Return the records, each one exactly as written.

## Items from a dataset

------------------------------------------------

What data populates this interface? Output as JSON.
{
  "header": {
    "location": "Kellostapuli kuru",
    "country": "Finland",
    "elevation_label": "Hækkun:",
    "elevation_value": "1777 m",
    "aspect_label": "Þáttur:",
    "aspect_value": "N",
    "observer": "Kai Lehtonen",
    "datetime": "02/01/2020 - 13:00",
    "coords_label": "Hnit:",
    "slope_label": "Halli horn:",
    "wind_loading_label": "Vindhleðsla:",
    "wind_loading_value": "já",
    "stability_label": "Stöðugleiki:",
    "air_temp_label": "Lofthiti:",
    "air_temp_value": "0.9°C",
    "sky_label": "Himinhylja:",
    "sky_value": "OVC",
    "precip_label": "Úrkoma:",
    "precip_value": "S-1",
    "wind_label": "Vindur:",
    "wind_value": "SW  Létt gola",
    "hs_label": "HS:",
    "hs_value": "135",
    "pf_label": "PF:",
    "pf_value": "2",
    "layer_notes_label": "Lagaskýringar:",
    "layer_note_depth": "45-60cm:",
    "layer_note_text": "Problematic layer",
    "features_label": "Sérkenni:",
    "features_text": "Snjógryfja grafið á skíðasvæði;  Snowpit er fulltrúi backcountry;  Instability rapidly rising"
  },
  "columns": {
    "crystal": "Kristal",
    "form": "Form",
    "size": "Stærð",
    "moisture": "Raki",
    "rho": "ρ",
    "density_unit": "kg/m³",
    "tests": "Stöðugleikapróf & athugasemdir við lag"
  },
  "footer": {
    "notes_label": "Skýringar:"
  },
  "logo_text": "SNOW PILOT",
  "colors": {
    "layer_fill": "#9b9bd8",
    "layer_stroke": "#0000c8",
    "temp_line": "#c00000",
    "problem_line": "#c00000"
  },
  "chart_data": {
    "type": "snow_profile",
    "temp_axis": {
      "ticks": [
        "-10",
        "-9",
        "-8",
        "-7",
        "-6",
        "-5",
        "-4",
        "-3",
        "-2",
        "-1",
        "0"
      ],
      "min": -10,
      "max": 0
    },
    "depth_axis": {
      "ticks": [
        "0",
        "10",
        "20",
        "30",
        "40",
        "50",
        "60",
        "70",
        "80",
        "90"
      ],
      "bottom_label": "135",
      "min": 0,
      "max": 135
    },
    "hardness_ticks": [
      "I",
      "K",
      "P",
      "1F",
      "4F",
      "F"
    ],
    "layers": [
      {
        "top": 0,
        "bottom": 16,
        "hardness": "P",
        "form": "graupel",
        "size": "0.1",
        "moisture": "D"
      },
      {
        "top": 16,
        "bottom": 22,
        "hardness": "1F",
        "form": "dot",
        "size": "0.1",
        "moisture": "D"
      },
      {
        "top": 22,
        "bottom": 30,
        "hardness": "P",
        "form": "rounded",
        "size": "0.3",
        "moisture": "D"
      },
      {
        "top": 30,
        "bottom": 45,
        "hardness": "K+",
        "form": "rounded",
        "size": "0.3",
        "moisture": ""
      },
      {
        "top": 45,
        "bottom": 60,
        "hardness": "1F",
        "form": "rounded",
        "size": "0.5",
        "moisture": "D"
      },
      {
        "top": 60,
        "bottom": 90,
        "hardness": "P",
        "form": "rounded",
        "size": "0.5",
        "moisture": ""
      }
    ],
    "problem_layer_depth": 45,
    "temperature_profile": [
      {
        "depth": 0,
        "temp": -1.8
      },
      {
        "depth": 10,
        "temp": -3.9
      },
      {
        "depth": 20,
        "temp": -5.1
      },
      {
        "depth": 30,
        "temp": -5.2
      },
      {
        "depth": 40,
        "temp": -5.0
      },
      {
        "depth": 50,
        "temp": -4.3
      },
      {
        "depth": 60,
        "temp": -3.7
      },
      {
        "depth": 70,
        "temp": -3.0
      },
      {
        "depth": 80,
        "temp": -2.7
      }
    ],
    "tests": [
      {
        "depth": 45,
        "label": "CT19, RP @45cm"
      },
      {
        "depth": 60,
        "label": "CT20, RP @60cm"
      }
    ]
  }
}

------------------------------------------------

## Task output
What data populates this interface? Output as JSON.
{
  "header": {
    "location": "Kellostapuli kuru",
    "country": "Finland",
    "elevation_label": "Hækkun:",
    "elevation_value": "1777 m",
    "aspect_label": "Þáttur:",
    "aspect_value": "N",
    "observer": "Kai Lehtonen",
    "datetime": "02/01/2020 - 13:00",
    "coords_label": "Hnit:",
    "slope_label": "Halli horn:",
    "wind_loading_label": "Vindhleðsla:",
    "wind_loading_value": "já",
    "stability_label": "Stöðugleiki:",
    "air_temp_label": "Lofthiti:",
    "air_temp_value": "0.9°C",
    "sky_label": "Himinhylja:",
    "sky_value": "OVC",
    "precip_label": "Úrkoma:",
    "precip_value": "S-1",
    "wind_label": "Vindur:",
    "wind_value": "SW  Létt gola",
    "hs_label": "HS:",
    "hs_value": "135",
    "pf_label": "PF:",
    "pf_value": "2",
    "layer_notes_label": "Lagaskýringar:",
    "layer_note_depth": "45-60cm:",
    "layer_note_text": "Problematic layer",
    "features_label": "Sérkenni:",
    "features_text": "Snjógryfja grafið á skíðasvæði;  Snowpit er fulltrúi backcountry;  Instability rapidly rising"
  },
  "columns": {
    "crystal": "Kristal",
    "form": "Form",
    "size": "Stærð",
    "moisture": "Raki",
    "rho": "ρ",
    "density_unit": "kg/m³",
    "tests": "Stöðugleikapróf & athugasemdir við lag"
  },
  "footer": {
    "notes_label": "Skýringar:"
  },
  "logo_text": "SNOW PILOT",
  "colors": {
    "layer_fill": "#9b9bd8",
    "layer_stroke": "#0000c8",
    "temp_line": "#c00000",
    "problem_line": "#c00000"
  },
  "chart_data": {
    "type": "snow_profile",
    "temp_axis": {
      "ticks": [
        "-10",
        "-9",
        "-8",
        "-7",
        "-6",
        "-5",
        "-4",
        "-3",
        "-2",
        "-1",
        "0"
      ],
      "min": -10,
      "max": 0
    },
    "depth_axis": {
      "ticks": [
        "0",
        "10",
        "20",
        "30",
        "40",
        "50",
        "60",
        "70",
        "80",
        "90"
      ],
      "bottom_label": "135",
      "min": 0,
      "max": 135
    },
    "hardness_ticks": [
      "I",
      "K",
      "P",
      "1F",
      "4F",
      "F"
    ],
    "layers": [
      {
        "top": 0,
        "bottom": 16,
        "hardness": "P",
        "form": "graupel",
        "size": "0.1",
        "moisture": "D"
      },
      {
        "top": 16,
        "bottom": 22,
        "hardness": "1F",
        "form": "dot",
        "size": "0.1",
        "moisture": "D"
      },
      {
        "top": 22,
        "bottom": 30,
        "hardness": "P",
        "form": "rounded",
        "size": "0.3",
        "moisture": "D"
      },
      {
        "top": 30,
        "bottom": 45,
        "hardness": "K+",
        "form": "rounded",
        "size": "0.3",
        "moisture": ""
      },
      {
        "top": 45,
        "bottom": 60,
        "hardness": "1F",
        "form": "rounded",
        "size": "0.5",
        "moisture": "D"
      },
      {
        "top": 60,
        "bottom": 90,
        "hardness": "P",
        "form": "rounded",
        "size": "0.5",
        "moisture": ""
      }
    ],
    "problem_layer_depth": 45,
    "temperature_profile": [
      {
        "depth": 0,
        "temp": -1.8
      },
      {
        "depth": 10,
        "temp": -3.9
      },
      {
        "depth": 20,
        "temp": -5.1
      },
      {
        "depth": 30,
        "temp": -5.2
      },
      {
        "depth": 40,
        "temp": -5.0
      },
      {
        "depth": 50,
        "temp": -4.3
      },
      {
        "depth": 60,
        "temp": -3.7
      },
      {
        "depth": 70,
        "temp": -3.0
      },
      {
        "depth": 80,
        "temp": -2.7
      }
    ],
    "tests": [
      {
        "depth": 45,
        "label": "CT19, RP @45cm"
      },
      {
        "depth": 60,
        "label": "CT20, RP @60cm"
      }
    ]
  }
}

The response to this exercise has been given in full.